> _EXERCISE DESCRIPTION_
Copy out each line featuring the string "этим" from the entries beneath.

> _INFORMATION GIVEN_
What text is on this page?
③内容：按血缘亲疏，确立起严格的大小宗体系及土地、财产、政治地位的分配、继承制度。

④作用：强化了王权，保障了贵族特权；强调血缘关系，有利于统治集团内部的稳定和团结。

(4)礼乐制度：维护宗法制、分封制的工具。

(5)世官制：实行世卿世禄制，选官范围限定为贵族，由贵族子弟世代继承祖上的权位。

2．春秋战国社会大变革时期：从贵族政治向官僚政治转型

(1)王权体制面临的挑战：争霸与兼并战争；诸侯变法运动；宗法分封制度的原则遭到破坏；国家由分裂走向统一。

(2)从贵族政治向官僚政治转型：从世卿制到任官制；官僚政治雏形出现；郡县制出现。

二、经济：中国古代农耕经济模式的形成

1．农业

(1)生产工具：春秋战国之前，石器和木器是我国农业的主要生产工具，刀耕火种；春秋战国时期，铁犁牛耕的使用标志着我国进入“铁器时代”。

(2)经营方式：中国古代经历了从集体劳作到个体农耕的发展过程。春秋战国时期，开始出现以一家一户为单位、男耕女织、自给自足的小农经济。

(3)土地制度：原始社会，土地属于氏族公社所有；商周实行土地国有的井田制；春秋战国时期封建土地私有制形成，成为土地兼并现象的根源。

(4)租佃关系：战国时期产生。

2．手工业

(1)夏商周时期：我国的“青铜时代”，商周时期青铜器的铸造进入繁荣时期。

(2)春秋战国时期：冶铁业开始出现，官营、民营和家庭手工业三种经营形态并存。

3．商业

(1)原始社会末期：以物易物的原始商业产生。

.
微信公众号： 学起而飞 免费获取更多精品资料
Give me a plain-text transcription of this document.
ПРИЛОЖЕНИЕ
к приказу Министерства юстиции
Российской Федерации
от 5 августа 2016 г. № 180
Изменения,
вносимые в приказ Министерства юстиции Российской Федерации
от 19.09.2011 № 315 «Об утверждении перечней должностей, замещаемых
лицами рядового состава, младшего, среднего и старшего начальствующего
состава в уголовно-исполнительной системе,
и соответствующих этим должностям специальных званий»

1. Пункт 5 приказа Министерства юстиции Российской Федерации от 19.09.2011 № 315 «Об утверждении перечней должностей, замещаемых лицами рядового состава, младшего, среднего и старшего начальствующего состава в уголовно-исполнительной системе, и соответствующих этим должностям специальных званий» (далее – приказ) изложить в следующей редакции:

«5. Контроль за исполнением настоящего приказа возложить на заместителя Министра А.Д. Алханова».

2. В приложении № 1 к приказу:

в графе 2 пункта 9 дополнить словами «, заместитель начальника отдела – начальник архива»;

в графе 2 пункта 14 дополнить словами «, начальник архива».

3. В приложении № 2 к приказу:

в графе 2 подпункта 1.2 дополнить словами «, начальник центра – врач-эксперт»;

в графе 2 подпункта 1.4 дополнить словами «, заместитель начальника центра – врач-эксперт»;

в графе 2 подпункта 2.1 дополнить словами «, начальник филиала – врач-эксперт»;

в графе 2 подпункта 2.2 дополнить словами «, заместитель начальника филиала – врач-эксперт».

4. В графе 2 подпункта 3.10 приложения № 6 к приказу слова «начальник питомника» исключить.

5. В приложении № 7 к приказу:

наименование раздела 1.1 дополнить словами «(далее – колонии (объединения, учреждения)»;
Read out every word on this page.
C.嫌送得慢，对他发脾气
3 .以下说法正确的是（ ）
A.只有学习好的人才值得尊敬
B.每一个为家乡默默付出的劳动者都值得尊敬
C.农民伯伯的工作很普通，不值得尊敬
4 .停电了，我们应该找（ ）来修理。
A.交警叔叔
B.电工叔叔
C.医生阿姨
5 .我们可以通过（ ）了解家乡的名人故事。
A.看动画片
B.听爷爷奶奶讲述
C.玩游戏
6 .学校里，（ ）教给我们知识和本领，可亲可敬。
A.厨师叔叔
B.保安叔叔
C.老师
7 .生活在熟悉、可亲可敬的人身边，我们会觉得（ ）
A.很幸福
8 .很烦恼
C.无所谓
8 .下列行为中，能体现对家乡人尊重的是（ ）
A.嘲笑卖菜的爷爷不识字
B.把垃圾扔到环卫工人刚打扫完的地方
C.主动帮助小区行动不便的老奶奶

> _FINISHED EXERCISE_
и соответствующих этим должностям специальных званий»
1. Пункт 5 приказа Министерства юстиции Российской Федерации от 19.09.2011 № 315 «Об утверждении перечней должностей, замещаемых лицами рядового состава, младшего, среднего и старшего начальствующего состава в уголовно-исполнительной системе, и соответствующих этим должностям специальных званий» (далее – приказ) изложить в следующей редакции:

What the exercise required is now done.